Goal
Copy the data below word for word, from the line with "- box-mc: [381, 12, 459, 290]" down to the line with "- y-tick-label: 2.0: [44, 8, 61, 22]", including both of those lines.

-- START OF Extracted data --

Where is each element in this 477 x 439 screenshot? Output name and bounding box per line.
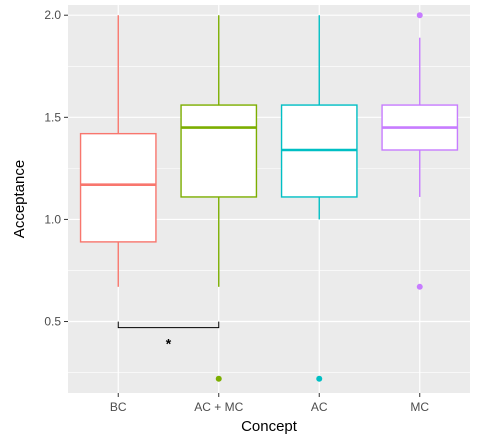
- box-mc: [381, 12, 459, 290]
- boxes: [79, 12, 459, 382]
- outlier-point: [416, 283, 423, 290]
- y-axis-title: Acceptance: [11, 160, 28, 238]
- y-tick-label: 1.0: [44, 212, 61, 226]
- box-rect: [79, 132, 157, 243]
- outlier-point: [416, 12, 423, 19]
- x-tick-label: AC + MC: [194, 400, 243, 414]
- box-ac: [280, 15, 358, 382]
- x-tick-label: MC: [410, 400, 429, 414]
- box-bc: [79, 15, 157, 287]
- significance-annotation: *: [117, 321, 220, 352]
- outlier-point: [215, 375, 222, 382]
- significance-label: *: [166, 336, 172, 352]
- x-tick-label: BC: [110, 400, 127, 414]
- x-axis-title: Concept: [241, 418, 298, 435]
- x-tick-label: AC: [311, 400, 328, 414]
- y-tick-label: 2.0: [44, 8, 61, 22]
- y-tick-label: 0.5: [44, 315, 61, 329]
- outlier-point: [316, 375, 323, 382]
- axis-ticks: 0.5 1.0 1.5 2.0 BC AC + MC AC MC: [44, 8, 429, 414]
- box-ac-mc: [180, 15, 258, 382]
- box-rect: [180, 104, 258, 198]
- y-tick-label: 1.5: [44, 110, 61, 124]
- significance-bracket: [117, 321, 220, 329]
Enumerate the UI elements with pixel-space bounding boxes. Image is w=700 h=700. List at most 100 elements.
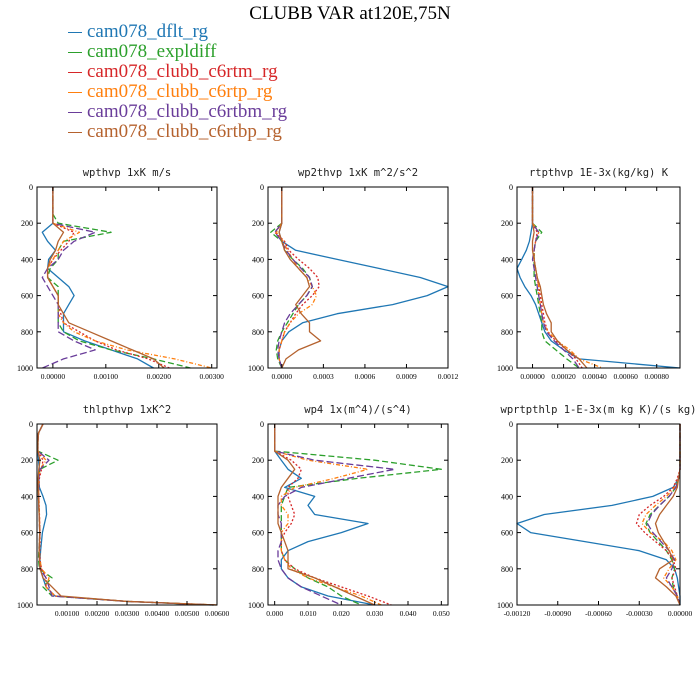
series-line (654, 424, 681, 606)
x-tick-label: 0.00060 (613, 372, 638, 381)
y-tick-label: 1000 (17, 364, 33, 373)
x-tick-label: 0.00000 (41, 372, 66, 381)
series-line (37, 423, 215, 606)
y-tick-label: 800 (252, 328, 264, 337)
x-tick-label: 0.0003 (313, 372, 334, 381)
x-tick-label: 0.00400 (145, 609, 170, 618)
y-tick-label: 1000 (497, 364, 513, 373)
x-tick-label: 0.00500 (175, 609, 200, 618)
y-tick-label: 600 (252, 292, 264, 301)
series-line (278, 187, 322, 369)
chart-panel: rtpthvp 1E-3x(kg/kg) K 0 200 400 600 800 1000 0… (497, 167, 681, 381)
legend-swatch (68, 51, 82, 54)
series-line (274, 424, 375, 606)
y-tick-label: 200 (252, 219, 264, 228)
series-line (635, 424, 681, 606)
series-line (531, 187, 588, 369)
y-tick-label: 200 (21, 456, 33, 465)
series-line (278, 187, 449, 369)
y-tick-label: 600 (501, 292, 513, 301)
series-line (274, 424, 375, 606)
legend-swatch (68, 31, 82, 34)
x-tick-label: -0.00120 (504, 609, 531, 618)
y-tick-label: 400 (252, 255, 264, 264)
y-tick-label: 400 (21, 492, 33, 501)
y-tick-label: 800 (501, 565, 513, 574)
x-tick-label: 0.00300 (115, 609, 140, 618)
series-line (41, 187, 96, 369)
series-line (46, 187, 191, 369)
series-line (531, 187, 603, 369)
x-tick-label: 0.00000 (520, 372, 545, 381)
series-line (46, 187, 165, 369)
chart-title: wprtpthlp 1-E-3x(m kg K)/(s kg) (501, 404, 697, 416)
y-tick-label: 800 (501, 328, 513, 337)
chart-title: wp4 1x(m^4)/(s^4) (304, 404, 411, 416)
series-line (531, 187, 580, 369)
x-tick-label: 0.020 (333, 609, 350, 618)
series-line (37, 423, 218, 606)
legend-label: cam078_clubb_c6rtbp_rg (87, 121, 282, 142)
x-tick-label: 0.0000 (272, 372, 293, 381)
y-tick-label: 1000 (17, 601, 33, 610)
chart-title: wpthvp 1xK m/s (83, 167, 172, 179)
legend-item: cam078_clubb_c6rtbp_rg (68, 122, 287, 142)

-- END OF Extracted data --

Full response
- box-mc: [381, 12, 459, 290]
- boxes: [79, 12, 459, 382]
- outlier-point: [416, 283, 423, 290]
- y-axis-title: Acceptance: [11, 160, 28, 238]
- y-tick-label: 1.0: [44, 212, 61, 226]
- box-rect: [79, 132, 157, 243]
- outlier-point: [416, 12, 423, 19]
- x-tick-label: AC + MC: [194, 400, 243, 414]
- box-ac: [280, 15, 358, 382]
- x-tick-label: MC: [410, 400, 429, 414]
- box-bc: [79, 15, 157, 287]
- significance-annotation: *: [117, 321, 220, 352]
- outlier-point: [215, 375, 222, 382]
- significance-label: *: [166, 336, 172, 352]
- x-tick-label: BC: [110, 400, 127, 414]
- x-axis-title: Concept: [241, 418, 298, 435]
- x-tick-label: AC: [311, 400, 328, 414]
- y-tick-label: 2.0: [44, 8, 61, 22]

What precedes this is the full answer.